◆ REQUIREMENT:
Copy every line of the material below word for word.

------------

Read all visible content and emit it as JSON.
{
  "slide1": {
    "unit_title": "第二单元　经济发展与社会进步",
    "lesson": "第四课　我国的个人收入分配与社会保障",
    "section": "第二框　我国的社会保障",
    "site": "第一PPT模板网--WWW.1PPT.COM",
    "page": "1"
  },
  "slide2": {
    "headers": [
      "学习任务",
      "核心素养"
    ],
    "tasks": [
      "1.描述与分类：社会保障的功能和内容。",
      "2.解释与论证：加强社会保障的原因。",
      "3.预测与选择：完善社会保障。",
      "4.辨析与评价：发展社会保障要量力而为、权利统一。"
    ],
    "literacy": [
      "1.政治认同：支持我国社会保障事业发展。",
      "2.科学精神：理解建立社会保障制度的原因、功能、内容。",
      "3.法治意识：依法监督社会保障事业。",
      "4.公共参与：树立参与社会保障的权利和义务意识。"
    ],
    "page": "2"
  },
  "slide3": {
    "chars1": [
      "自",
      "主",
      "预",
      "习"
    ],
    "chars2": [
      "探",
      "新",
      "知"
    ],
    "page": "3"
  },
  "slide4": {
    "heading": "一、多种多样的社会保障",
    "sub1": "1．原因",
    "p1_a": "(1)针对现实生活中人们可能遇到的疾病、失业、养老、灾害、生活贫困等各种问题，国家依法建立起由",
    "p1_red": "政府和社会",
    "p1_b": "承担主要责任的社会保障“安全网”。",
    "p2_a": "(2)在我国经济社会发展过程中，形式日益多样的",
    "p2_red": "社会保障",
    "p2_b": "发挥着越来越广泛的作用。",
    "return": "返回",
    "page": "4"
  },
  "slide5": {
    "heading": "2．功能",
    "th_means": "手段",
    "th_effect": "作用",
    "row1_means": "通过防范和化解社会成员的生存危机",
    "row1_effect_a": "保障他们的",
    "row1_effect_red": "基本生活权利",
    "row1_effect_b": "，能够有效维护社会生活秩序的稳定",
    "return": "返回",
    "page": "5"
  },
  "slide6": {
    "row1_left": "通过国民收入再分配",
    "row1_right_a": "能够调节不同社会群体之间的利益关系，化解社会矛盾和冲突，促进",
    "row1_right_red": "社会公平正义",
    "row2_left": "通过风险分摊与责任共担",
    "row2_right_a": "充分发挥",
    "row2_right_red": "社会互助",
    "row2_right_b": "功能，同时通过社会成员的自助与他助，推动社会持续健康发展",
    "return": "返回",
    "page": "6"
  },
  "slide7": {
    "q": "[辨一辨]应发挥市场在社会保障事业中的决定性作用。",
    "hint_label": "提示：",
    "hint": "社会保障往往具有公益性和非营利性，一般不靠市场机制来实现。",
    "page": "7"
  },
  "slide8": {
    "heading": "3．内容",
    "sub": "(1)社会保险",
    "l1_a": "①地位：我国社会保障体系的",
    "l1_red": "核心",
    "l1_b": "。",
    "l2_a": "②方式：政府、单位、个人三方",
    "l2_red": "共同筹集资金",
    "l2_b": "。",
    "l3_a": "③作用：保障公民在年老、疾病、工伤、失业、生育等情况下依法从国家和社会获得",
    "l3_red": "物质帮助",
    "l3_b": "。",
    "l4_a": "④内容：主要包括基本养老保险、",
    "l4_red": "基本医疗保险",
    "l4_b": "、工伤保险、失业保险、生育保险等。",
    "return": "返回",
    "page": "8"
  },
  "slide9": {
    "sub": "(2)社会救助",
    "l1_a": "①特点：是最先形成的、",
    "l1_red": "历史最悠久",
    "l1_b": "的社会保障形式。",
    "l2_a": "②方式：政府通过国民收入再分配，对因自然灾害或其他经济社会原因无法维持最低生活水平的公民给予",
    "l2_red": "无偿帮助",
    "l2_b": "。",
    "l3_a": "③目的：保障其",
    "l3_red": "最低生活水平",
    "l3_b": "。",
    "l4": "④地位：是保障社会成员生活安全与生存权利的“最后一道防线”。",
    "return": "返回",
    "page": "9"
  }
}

------------

◆ EXERCISE OUTPUT:
Read all visible content and emit it as JSON.
{
  "slide1": {
    "unit_title": "第二单元　经济发展与社会进步",
    "lesson": "第四课　我国的个人收入分配与社会保障",
    "section": "第二框　我国的社会保障",
    "site": "第一PPT模板网--WWW.1PPT.COM",
    "page": "1"
  },
  "slide2": {
    "headers": [
      "学习任务",
      "核心素养"
    ],
    "tasks": [
      "1.描述与分类：社会保障的功能和内容。",
      "2.解释与论证：加强社会保障的原因。",
      "3.预测与选择：完善社会保障。",
      "4.辨析与评价：发展社会保障要量力而为、权利统一。"
    ],
    "literacy": [
      "1.政治认同：支持我国社会保障事业发展。",
      "2.科学精神：理解建立社会保障制度的原因、功能、内容。",
      "3.法治意识：依法监督社会保障事业。",
      "4.公共参与：树立参与社会保障的权利和义务意识。"
    ],
    "page": "2"
  },
  "slide3": {
    "chars1": [
      "自",
      "主",
      "预",
      "习"
    ],
    "chars2": [
      "探",
      "新",
      "知"
    ],
    "page": "3"
  },
  "slide4": {
    "heading": "一、多种多样的社会保障",
    "sub1": "1．原因",
    "p1_a": "(1)针对现实生活中人们可能遇到的疾病、失业、养老、灾害、生活贫困等各种问题，国家依法建立起由",
    "p1_red": "政府和社会",
    "p1_b": "承担主要责任的社会保障“安全网”。",
    "p2_a": "(2)在我国经济社会发展过程中，形式日益多样的",
    "p2_red": "社会保障",
    "p2_b": "发挥着越来越广泛的作用。",
    "return": "返回",
    "page": "4"
  },
  "slide5": {
    "heading": "2．功能",
    "th_means": "手段",
    "th_effect": "作用",
    "row1_means": "通过防范和化解社会成员的生存危机",
    "row1_effect_a": "保障他们的",
    "row1_effect_red": "基本生活权利",
    "row1_effect_b": "，能够有效维护社会生活秩序的稳定",
    "return": "返回",
    "page": "5"
  },
  "slide6": {
    "row1_left": "通过国民收入再分配",
    "row1_right_a": "能够调节不同社会群体之间的利益关系，化解社会矛盾和冲突，促进",
    "row1_right_red": "社会公平正义",
    "row2_left": "通过风险分摊与责任共担",
    "row2_right_a": "充分发挥",
    "row2_right_red": "社会互助",
    "row2_right_b": "功能，同时通过社会成员的自助与他助，推动社会持续健康发展",
    "return": "返回",
    "page": "6"
  },
  "slide7": {
    "q": "[辨一辨]应发挥市场在社会保障事业中的决定性作用。",
    "hint_label": "提示：",
    "hint": "社会保障往往具有公益性和非营利性，一般不靠市场机制来实现。",
    "page": "7"
  },
  "slide8": {
    "heading": "3．内容",
    "sub": "(1)社会保险",
    "l1_a": "①地位：我国社会保障体系的",
    "l1_red": "核心",
    "l1_b": "。",
    "l2_a": "②方式：政府、单位、个人三方",
    "l2_red": "共同筹集资金",
    "l2_b": "。",
    "l3_a": "③作用：保障公民在年老、疾病、工伤、失业、生育等情况下依法从国家和社会获得",
    "l3_red": "物质帮助",
    "l3_b": "。",
    "l4_a": "④内容：主要包括基本养老保险、",
    "l4_red": "基本医疗保险",
    "l4_b": "、工伤保险、失业保险、生育保险等。",
    "return": "返回",
    "page": "8"
  },
  "slide9": {
    "sub": "(2)社会救助",
    "l1_a": "①特点：是最先形成的、",
    "l1_red": "历史最悠久",
    "l1_b": "的社会保障形式。",
    "l2_a": "②方式：政府通过国民收入再分配，对因自然灾害或其他经济社会原因无法维持最低生活水平的公民给予",
    "l2_red": "无偿帮助",
    "l2_b": "。",
    "l3_a": "③目的：保障其",
    "l3_red": "最低生活水平",
    "l3_b": "。",
    "l4": "④地位：是保障社会成员生活安全与生存权利的“最后一道防线”。",
    "return": "返回",
    "page": "9"
  }
}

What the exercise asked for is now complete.